→ **TASK DESCRIPTION**
Output all of the entries below precisely as written.

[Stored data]
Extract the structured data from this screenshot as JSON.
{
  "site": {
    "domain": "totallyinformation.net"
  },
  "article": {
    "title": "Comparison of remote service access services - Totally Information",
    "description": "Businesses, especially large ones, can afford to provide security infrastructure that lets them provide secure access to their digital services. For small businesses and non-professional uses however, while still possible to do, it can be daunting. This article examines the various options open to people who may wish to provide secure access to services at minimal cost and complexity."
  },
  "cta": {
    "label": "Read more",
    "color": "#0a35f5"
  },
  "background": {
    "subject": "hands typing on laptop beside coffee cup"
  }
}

→ **RESPONSE TO THE EXERCISE**
Extract the structured data from this screenshot as JSON.
{
  "site": {
    "domain": "totallyinformation.net"
  },
  "article": {
    "title": "Comparison of remote service access services - Totally Information",
    "description": "Businesses, especially large ones, can afford to provide security infrastructure that lets them provide secure access to their digital services. For small businesses and non-professional uses however, while still possible to do, it can be daunting. This article examines the various options open to people who may wish to provide secure access to services at minimal cost and complexity."
  },
  "cta": {
    "label": "Read more",
    "color": "#0a35f5"
  },
  "background": {
    "subject": "hands typing on laptop beside coffee cup"
  }
}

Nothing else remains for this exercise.